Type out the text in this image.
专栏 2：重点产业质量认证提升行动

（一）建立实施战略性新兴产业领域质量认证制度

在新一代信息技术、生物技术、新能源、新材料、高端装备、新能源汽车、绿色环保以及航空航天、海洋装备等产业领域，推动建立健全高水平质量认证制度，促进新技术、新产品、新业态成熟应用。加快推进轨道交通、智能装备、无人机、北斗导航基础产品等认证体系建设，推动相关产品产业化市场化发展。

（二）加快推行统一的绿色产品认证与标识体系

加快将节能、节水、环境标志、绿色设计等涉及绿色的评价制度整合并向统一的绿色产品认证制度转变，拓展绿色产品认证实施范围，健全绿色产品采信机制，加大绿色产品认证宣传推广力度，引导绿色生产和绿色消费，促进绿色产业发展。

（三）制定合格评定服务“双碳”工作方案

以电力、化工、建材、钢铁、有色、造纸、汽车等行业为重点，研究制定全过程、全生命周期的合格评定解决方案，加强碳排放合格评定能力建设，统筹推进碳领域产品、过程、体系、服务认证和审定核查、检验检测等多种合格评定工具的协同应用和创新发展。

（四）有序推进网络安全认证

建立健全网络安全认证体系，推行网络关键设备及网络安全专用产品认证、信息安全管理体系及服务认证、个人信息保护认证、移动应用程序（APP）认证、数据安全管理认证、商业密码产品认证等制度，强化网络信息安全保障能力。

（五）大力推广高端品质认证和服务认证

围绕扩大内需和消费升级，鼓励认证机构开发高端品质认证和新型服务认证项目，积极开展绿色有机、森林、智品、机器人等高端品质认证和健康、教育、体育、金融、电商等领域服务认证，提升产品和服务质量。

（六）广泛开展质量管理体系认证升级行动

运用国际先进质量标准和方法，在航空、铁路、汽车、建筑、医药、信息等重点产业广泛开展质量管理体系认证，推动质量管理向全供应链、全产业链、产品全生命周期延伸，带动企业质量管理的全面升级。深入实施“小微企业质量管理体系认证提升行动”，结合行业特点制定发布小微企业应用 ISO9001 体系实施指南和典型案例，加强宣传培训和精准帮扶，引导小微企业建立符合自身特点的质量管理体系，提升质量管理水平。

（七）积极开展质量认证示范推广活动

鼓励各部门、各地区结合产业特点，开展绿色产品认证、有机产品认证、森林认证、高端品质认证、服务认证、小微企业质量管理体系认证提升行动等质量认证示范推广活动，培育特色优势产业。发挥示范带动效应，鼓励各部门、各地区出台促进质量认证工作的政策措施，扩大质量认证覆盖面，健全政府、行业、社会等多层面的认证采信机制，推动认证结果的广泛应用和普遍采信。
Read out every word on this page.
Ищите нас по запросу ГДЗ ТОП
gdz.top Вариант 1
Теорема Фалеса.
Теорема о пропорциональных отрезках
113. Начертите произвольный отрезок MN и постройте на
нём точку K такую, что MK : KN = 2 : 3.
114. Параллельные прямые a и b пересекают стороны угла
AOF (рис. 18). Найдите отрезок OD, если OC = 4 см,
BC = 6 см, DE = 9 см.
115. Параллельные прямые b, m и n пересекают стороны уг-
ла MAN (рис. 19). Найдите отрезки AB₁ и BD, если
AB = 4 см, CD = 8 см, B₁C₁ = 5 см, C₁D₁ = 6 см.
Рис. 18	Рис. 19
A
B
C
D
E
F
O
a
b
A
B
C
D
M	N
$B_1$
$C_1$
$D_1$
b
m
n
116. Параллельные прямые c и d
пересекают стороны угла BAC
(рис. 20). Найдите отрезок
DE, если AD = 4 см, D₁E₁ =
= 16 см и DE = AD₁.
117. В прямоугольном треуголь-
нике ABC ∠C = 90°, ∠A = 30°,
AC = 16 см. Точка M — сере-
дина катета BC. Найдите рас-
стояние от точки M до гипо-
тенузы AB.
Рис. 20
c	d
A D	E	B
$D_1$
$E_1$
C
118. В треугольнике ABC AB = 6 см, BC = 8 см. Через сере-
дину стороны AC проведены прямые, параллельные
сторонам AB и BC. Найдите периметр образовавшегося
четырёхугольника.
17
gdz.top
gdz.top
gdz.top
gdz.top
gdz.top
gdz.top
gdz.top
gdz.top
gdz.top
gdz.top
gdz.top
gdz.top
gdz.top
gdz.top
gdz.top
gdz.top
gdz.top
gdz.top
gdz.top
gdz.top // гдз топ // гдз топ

**Exercise directions**
Every line in the data that holds "если" should be copied out.

**Exercise solution**
AOF (рис. 18). Найдите отрезок OD, если OC = 4 см,
ла MAN (рис. 19). Найдите отрезки AB₁ и BD, если
DE, если AD = 4 см, D₁E₁ =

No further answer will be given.